What the task requires:
Copy out the listing exactly.
= = =
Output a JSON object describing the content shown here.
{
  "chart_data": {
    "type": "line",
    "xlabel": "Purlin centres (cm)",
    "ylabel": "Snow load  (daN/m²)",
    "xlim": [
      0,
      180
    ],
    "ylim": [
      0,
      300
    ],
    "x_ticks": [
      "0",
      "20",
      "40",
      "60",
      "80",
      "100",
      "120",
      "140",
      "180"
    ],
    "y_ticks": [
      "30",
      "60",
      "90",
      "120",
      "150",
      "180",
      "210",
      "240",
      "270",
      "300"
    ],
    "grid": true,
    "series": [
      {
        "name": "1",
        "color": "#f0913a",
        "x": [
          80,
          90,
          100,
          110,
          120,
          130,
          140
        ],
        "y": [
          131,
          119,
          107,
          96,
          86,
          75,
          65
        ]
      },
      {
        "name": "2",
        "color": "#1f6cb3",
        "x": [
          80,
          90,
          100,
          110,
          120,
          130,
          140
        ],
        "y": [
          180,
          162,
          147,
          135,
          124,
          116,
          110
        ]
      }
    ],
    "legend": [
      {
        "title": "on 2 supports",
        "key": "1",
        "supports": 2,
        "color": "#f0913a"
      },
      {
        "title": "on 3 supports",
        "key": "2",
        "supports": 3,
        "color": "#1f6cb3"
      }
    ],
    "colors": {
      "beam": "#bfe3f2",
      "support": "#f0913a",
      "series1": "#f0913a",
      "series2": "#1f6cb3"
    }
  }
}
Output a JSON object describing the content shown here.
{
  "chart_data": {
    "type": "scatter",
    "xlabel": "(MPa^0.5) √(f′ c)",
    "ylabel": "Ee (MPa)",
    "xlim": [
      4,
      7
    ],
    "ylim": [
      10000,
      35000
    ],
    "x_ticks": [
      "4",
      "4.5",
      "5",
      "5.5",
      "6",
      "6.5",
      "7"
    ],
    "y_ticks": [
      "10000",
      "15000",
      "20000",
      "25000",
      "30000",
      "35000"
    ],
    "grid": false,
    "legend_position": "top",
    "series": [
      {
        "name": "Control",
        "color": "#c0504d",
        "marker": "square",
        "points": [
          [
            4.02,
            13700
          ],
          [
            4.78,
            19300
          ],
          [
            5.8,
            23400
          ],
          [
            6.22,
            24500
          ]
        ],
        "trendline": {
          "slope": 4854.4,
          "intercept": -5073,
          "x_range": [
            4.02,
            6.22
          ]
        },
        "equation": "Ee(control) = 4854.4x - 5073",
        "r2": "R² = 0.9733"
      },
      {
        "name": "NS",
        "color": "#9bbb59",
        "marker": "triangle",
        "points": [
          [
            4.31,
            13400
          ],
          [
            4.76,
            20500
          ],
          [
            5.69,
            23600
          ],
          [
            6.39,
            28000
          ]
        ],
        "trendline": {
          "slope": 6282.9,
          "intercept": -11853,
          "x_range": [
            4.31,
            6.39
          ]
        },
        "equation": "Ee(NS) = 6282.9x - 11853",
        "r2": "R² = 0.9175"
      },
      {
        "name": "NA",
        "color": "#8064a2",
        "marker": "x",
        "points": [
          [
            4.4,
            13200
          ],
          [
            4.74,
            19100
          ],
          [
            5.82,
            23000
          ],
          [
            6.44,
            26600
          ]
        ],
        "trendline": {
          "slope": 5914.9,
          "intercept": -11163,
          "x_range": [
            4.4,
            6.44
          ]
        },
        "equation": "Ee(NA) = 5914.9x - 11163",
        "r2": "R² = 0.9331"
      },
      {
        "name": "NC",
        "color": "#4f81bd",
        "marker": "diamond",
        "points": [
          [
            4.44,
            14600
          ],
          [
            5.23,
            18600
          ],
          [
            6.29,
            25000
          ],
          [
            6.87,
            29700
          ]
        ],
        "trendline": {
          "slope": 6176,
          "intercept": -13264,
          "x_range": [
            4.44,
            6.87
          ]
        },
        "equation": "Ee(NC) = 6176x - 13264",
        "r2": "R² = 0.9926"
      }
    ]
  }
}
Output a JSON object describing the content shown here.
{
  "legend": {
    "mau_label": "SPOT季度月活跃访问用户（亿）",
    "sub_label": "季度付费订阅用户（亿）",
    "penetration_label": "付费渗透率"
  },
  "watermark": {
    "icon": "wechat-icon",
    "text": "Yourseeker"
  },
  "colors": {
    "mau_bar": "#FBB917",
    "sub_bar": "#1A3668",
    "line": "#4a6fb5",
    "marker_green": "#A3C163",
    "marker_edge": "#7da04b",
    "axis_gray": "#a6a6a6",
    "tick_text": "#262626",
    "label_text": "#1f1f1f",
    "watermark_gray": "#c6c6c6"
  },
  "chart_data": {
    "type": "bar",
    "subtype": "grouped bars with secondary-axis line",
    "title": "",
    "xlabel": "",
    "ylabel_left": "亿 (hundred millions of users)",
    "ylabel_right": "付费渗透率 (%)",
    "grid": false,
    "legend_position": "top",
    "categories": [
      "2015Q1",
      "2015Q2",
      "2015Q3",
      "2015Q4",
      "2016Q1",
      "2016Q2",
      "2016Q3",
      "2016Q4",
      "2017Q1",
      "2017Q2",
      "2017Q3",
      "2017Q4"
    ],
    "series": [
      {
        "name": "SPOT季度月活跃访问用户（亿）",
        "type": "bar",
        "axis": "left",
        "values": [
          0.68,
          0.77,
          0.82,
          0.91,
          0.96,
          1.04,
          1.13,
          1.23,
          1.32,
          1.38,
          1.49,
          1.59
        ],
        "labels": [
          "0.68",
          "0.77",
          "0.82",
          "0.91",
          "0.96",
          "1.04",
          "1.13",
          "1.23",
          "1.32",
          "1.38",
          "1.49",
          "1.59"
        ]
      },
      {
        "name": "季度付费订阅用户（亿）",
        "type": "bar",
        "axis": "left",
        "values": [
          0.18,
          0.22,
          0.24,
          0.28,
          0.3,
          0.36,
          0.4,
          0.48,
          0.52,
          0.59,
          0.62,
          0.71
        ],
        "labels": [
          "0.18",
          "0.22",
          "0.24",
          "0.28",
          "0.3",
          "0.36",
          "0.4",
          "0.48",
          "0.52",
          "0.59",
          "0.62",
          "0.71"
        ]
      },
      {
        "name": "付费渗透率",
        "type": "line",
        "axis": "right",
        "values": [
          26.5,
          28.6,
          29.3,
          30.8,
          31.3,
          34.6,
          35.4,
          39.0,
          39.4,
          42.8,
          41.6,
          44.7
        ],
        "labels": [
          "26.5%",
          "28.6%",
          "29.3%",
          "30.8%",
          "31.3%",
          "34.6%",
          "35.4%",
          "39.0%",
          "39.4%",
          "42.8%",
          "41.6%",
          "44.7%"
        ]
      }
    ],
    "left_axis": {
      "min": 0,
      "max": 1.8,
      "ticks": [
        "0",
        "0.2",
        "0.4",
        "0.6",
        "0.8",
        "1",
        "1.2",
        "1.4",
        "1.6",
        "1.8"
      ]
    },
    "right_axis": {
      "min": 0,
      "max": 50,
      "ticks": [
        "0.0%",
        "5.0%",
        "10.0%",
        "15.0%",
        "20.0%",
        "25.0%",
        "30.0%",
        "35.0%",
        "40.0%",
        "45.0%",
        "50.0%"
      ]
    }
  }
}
= = =
Solution for this task:
Output a JSON object describing the content shown here.
{
  "chart_data": {
    "type": "line",
    "xlabel": "Purlin centres (cm)",
    "ylabel": "Snow load  (daN/m²)",
    "xlim": [
      0,
      180
    ],
    "ylim": [
      0,
      300
    ],
    "x_ticks": [
      "0",
      "20",
      "40",
      "60",
      "80",
      "100",
      "120",
      "140",
      "180"
    ],
    "y_ticks": [
      "30",
      "60",
      "90",
      "120",
      "150",
      "180",
      "210",
      "240",
      "270",
      "300"
    ],
    "grid": true,
    "series": [
      {
        "name": "1",
        "color": "#f0913a",
        "x": [
          80,
          90,
          100,
          110,
          120,
          130,
          140
        ],
        "y": [
          131,
          119,
          107,
          96,
          86,
          75,
          65
        ]
      },
      {
        "name": "2",
        "color": "#1f6cb3",
        "x": [
          80,
          90,
          100,
          110,
          120,
          130,
          140
        ],
        "y": [
          180,
          162,
          147,
          135,
          124,
          116,
          110
        ]
      }
    ],
    "legend": [
      {
        "title": "on 2 supports",
        "key": "1",
        "supports": 2,
        "color": "#f0913a"
      },
      {
        "title": "on 3 supports",
        "key": "2",
        "supports": 3,
        "color": "#1f6cb3"
      }
    ],
    "colors": {
      "beam": "#bfe3f2",
      "support": "#f0913a",
      "series1": "#f0913a",
      "series2": "#1f6cb3"
    }
  }
}
Output a JSON object describing the content shown here.
{
  "chart_data": {
    "type": "scatter",
    "xlabel": "(MPa^0.5) √(f′ c)",
    "ylabel": "Ee (MPa)",
    "xlim": [
      4,
      7
    ],
    "ylim": [
      10000,
      35000
    ],
    "x_ticks": [
      "4",
      "4.5",
      "5",
      "5.5",
      "6",
      "6.5",
      "7"
    ],
    "y_ticks": [
      "10000",
      "15000",
      "20000",
      "25000",
      "30000",
      "35000"
    ],
    "grid": false,
    "legend_position": "top",
    "series": [
      {
        "name": "Control",
        "color": "#c0504d",
        "marker": "square",
        "points": [
          [
            4.02,
            13700
          ],
          [
            4.78,
            19300
          ],
          [
            5.8,
            23400
          ],
          [
            6.22,
            24500
          ]
        ],
        "trendline": {
          "slope": 4854.4,
          "intercept": -5073,
          "x_range": [
            4.02,
            6.22
          ]
        },
        "equation": "Ee(control) = 4854.4x - 5073",
        "r2": "R² = 0.9733"
      },
      {
        "name": "NS",
        "color": "#9bbb59",
        "marker": "triangle",
        "points": [
          [
            4.31,
            13400
          ],
          [
            4.76,
            20500
          ],
          [
            5.69,
            23600
          ],
          [
            6.39,
            28000
          ]
        ],
        "trendline": {
          "slope": 6282.9,
          "intercept": -11853,
          "x_range": [
            4.31,
            6.39
          ]
        },
        "equation": "Ee(NS) = 6282.9x - 11853",
        "r2": "R² = 0.9175"
      },
      {
        "name": "NA",
        "color": "#8064a2",
        "marker": "x",
        "points": [
          [
            4.4,
            13200
          ],
          [
            4.74,
            19100
          ],
          [
            5.82,
            23000
          ],
          [
            6.44,
            26600
          ]
        ],
        "trendline": {
          "slope": 5914.9,
          "intercept": -11163,
          "x_range": [
            4.4,
            6.44
          ]
        },
        "equation": "Ee(NA) = 5914.9x - 11163",
        "r2": "R² = 0.9331"
      },
      {
        "name": "NC",
        "color": "#4f81bd",
        "marker": "diamond",
        "points": [
          [
            4.44,
            14600
          ],
          [
            5.23,
            18600
          ],
          [
            6.29,
            25000
          ],
          [
            6.87,
            29700
          ]
        ],
        "trendline": {
          "slope": 6176,
          "intercept": -13264,
          "x_range": [
            4.44,
            6.87
          ]
        },
        "equation": "Ee(NC) = 6176x - 13264",
        "r2": "R² = 0.9926"
      }
    ]
  }
}
Output a JSON object describing the content shown here.
{
  "legend": {
    "mau_label": "SPOT季度月活跃访问用户（亿）",
    "sub_label": "季度付费订阅用户（亿）",
    "penetration_label": "付费渗透率"
  },
  "watermark": {
    "icon": "wechat-icon",
    "text": "Yourseeker"
  },
  "colors": {
    "mau_bar": "#FBB917",
    "sub_bar": "#1A3668",
    "line": "#4a6fb5",
    "marker_green": "#A3C163",
    "marker_edge": "#7da04b",
    "axis_gray": "#a6a6a6",
    "tick_text": "#262626",
    "label_text": "#1f1f1f",
    "watermark_gray": "#c6c6c6"
  },
  "chart_data": {
    "type": "bar",
    "subtype": "grouped bars with secondary-axis line",
    "title": "",
    "xlabel": "",
    "ylabel_left": "亿 (hundred millions of users)",
    "ylabel_right": "付费渗透率 (%)",
    "grid": false,
    "legend_position": "top",
    "categories": [
      "2015Q1",
      "2015Q2",
      "2015Q3",
      "2015Q4",
      "2016Q1",
      "2016Q2",
      "2016Q3",
      "2016Q4",
      "2017Q1",
      "2017Q2",
      "2017Q3",
      "2017Q4"
    ],
    "series": [
      {
        "name": "SPOT季度月活跃访问用户（亿）",
        "type": "bar",
        "axis": "left",
        "values": [
          0.68,
          0.77,
          0.82,
          0.91,
          0.96,
          1.04,
          1.13,
          1.23,
          1.32,
          1.38,
          1.49,
          1.59
        ],
        "labels": [
          "0.68",
          "0.77",
          "0.82",
          "0.91",
          "0.96",
          "1.04",
          "1.13",
          "1.23",
          "1.32",
          "1.38",
          "1.49",
          "1.59"
        ]
      },
      {
        "name": "季度付费订阅用户（亿）",
        "type": "bar",
        "axis": "left",
        "values": [
          0.18,
          0.22,
          0.24,
          0.28,
          0.3,
          0.36,
          0.4,
          0.48,
          0.52,
          0.59,
          0.62,
          0.71
        ],
        "labels": [
          "0.18",
          "0.22",
          "0.24",
          "0.28",
          "0.3",
          "0.36",
          "0.4",
          "0.48",
          "0.52",
          "0.59",
          "0.62",
          "0.71"
        ]
      },
      {
        "name": "付费渗透率",
        "type": "line",
        "axis": "right",
        "values": [
          26.5,
          28.6,
          29.3,
          30.8,
          31.3,
          34.6,
          35.4,
          39.0,
          39.4,
          42.8,
          41.6,
          44.7
        ],
        "labels": [
          "26.5%",
          "28.6%",
          "29.3%",
          "30.8%",
          "31.3%",
          "34.6%",
          "35.4%",
          "39.0%",
          "39.4%",
          "42.8%",
          "41.6%",
          "44.7%"
        ]
      }
    ],
    "left_axis": {
      "min": 0,
      "max": 1.8,
      "ticks": [
        "0",
        "0.2",
        "0.4",
        "0.6",
        "0.8",
        "1",
        "1.2",
        "1.4",
        "1.6",
        "1.8"
      ]
    },
    "right_axis": {
      "min": 0,
      "max": 50,
      "ticks": [
        "0.0%",
        "5.0%",
        "10.0%",
        "15.0%",
        "20.0%",
        "25.0%",
        "30.0%",
        "35.0%",
        "40.0%",
        "45.0%",
        "50.0%"
      ]
    }
  }
}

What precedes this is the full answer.